* [What is required]:
Wherever the word "Dollar" appears in a line, extract that line.

(Dataset rows)
## Start

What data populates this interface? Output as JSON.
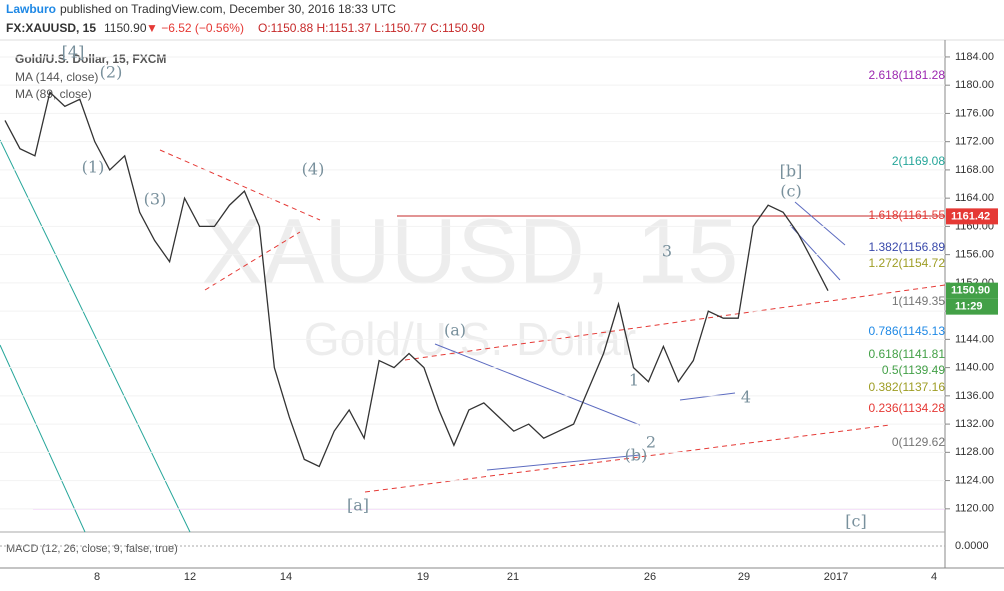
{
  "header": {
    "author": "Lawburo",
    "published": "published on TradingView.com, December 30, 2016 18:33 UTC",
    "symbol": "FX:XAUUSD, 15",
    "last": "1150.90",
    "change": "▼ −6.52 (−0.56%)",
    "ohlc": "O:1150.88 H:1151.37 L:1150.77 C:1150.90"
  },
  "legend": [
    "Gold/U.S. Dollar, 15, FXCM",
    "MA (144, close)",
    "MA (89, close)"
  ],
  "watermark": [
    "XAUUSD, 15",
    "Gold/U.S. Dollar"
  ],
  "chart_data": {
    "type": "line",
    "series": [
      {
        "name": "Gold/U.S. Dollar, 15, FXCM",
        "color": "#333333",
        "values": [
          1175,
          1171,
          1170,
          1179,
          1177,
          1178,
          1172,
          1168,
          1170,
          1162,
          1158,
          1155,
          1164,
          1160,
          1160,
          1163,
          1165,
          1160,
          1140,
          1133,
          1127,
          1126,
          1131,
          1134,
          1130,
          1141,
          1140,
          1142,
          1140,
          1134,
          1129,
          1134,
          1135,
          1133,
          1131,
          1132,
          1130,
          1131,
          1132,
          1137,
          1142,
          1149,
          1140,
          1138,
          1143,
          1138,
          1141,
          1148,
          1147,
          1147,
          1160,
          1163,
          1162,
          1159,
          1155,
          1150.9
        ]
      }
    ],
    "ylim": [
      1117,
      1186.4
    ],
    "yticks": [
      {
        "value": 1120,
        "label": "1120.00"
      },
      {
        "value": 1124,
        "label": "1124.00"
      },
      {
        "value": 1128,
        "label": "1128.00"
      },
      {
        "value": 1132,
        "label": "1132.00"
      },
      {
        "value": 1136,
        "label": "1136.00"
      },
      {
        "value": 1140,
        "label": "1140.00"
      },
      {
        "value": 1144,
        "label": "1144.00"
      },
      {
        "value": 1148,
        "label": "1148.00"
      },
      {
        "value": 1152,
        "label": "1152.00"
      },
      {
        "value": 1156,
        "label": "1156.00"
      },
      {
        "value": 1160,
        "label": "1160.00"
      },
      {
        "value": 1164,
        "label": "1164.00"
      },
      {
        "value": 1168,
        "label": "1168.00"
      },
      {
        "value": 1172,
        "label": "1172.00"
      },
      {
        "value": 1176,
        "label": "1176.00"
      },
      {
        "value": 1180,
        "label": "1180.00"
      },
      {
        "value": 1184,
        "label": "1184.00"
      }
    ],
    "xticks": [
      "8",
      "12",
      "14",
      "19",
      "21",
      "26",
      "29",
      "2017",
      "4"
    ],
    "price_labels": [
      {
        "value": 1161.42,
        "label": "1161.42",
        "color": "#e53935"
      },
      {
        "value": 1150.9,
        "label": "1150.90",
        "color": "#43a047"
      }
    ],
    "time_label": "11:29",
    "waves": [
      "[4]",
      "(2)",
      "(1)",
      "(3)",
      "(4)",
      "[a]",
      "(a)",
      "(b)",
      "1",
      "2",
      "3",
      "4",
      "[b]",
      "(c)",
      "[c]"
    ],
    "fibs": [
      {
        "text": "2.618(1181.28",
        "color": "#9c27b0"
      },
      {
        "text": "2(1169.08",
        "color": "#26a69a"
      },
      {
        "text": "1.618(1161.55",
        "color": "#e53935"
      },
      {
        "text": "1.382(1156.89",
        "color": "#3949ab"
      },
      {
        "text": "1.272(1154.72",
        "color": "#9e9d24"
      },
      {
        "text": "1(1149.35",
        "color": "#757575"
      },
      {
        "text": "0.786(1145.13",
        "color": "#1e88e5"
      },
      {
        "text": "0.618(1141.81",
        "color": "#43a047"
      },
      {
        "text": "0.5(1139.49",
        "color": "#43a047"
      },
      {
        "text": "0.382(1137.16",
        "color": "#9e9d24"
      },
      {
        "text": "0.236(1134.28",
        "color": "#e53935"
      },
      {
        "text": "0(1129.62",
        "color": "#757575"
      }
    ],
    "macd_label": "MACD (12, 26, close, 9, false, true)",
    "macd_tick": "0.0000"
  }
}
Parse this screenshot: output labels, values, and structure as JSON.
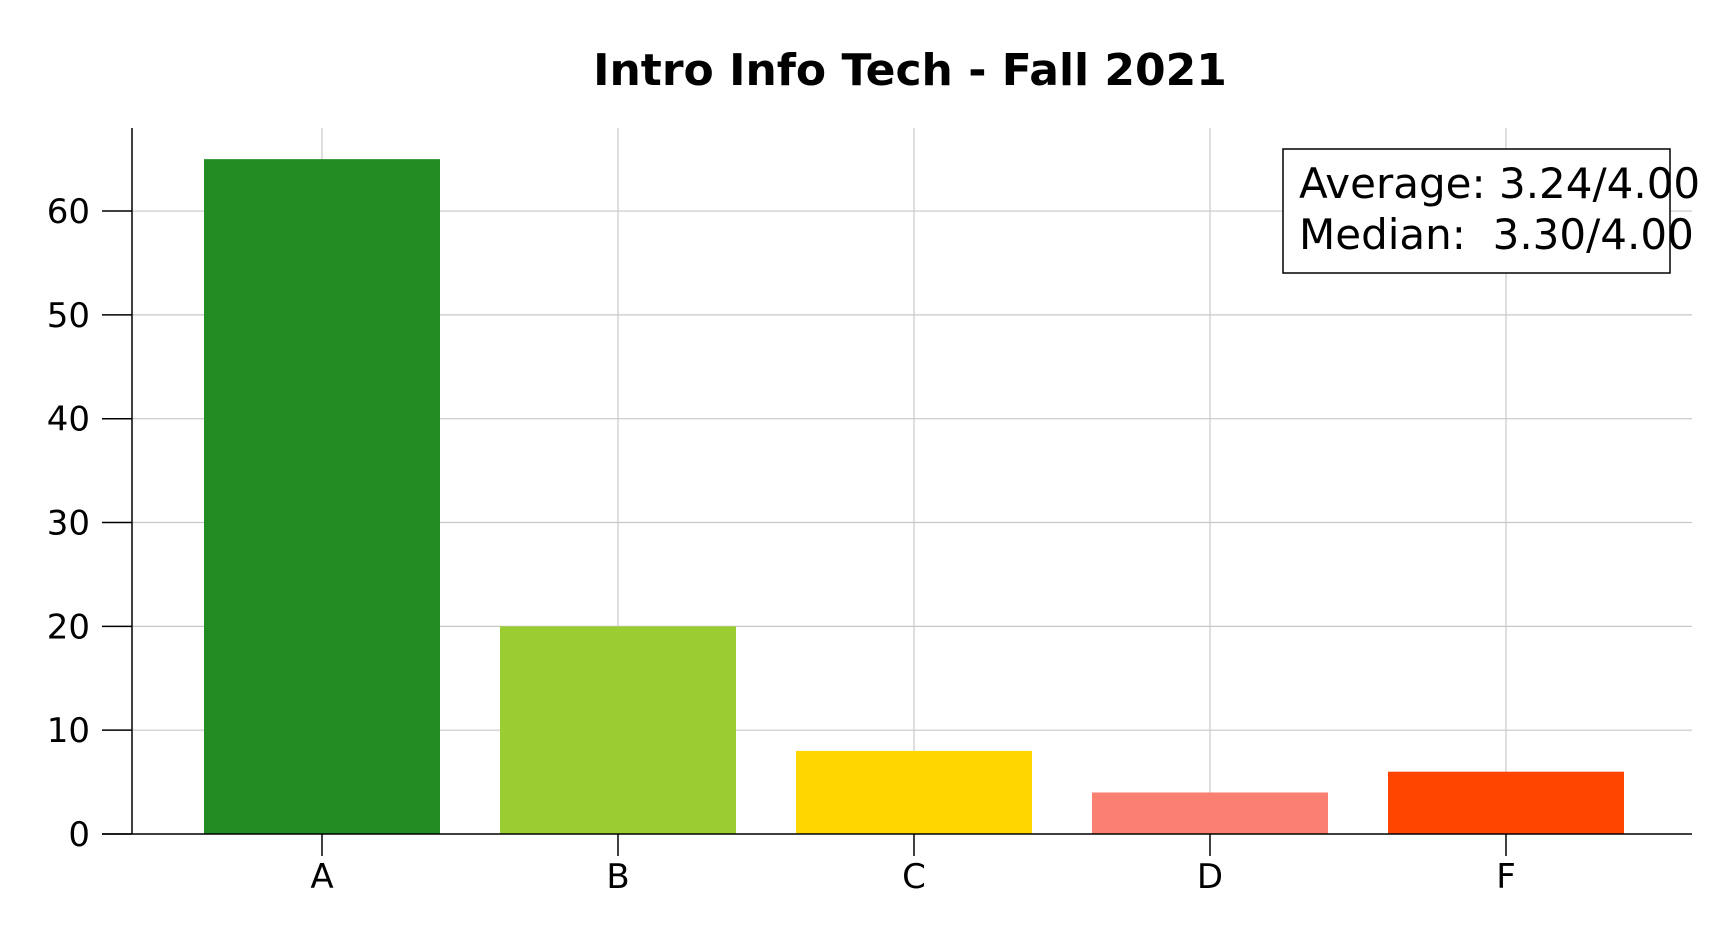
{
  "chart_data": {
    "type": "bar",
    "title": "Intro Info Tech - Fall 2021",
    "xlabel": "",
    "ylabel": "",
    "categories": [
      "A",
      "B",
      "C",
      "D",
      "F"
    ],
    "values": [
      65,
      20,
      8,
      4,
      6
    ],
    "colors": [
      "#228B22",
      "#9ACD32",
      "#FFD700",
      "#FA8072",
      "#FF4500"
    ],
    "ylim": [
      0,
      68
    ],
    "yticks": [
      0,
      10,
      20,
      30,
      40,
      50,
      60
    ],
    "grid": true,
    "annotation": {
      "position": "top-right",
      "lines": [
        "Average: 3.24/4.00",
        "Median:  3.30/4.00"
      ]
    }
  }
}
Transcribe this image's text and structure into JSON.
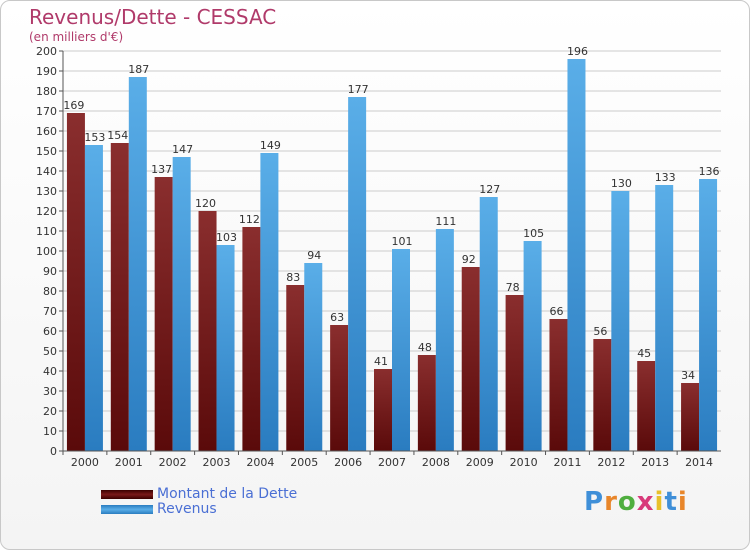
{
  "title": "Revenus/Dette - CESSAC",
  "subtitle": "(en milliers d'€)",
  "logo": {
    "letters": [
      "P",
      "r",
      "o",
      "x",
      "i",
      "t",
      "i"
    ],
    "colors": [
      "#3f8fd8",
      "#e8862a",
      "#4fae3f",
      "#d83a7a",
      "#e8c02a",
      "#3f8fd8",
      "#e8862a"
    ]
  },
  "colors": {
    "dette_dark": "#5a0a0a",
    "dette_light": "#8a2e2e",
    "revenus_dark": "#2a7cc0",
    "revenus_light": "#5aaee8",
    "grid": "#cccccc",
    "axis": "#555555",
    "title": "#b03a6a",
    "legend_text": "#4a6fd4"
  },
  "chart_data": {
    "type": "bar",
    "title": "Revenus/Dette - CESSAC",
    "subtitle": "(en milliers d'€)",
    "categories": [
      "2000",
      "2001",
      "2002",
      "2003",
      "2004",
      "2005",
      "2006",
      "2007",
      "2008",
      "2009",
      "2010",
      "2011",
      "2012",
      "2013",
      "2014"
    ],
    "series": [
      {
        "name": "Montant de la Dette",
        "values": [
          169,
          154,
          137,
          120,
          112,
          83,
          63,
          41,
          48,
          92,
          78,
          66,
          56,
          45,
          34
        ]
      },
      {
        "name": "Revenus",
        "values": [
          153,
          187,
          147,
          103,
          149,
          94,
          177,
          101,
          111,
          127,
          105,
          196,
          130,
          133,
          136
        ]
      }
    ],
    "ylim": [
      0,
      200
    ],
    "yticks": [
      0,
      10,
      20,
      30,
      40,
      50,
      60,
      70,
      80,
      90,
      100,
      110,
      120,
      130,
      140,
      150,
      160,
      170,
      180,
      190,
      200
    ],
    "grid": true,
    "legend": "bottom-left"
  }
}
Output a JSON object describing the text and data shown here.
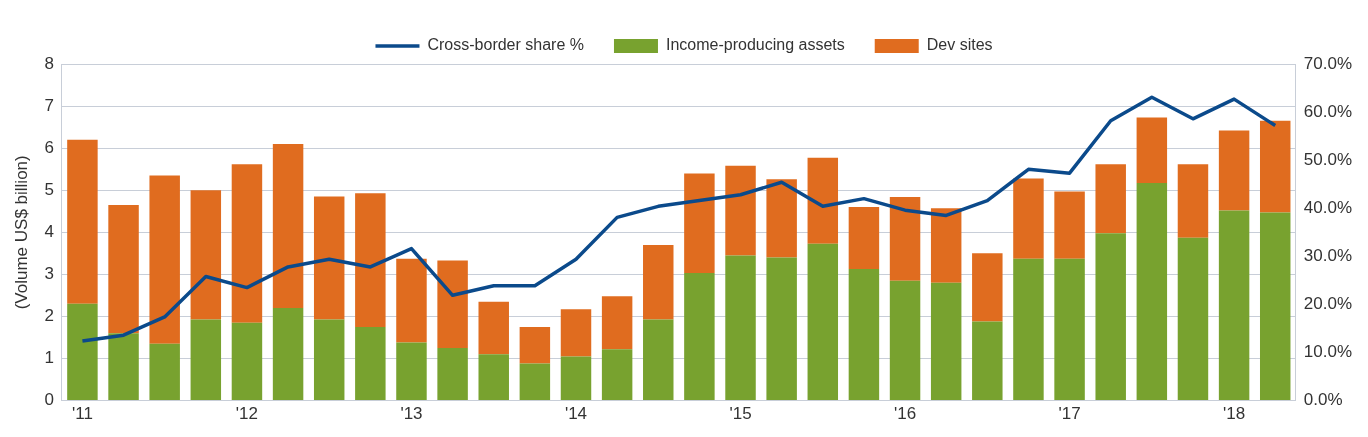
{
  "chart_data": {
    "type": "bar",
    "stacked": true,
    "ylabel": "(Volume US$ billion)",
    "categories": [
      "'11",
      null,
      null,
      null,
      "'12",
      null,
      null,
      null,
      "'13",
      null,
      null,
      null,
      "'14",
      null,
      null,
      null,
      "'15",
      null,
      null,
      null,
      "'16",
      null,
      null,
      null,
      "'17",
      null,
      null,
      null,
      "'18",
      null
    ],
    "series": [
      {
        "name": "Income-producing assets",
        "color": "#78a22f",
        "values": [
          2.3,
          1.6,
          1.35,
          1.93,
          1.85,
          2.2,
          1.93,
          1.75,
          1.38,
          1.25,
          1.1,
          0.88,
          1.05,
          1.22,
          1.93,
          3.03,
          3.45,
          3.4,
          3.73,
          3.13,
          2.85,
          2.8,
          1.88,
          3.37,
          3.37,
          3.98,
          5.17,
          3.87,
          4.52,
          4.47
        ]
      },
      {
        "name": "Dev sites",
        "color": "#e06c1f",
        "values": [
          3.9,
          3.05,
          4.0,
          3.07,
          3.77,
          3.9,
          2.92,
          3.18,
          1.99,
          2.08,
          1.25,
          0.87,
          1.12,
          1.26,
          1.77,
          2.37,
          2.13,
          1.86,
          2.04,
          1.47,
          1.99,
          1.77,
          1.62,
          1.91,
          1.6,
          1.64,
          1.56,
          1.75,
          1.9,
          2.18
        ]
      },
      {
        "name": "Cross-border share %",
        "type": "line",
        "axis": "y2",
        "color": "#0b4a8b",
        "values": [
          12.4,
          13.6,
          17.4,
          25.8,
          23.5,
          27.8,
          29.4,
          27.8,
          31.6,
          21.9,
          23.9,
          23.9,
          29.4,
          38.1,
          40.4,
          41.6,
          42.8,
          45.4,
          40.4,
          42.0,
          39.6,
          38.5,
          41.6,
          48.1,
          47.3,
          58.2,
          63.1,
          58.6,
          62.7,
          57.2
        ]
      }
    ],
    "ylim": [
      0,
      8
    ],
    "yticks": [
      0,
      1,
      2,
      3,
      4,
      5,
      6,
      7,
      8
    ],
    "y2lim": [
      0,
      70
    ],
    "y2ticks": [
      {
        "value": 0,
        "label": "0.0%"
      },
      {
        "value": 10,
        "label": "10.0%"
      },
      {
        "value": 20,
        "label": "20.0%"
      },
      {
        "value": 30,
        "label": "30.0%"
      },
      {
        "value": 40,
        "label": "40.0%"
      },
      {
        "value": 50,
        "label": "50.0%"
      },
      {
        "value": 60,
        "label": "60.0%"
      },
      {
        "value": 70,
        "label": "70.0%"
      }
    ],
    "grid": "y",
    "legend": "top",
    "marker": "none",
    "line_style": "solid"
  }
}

## End

* [Output for this task]:
    "Gold/U.S. Dollar, 15, FXCM",
    "Gold/U.S. Dollar"
        "name": "Gold/U.S. Dollar, 15, FXCM",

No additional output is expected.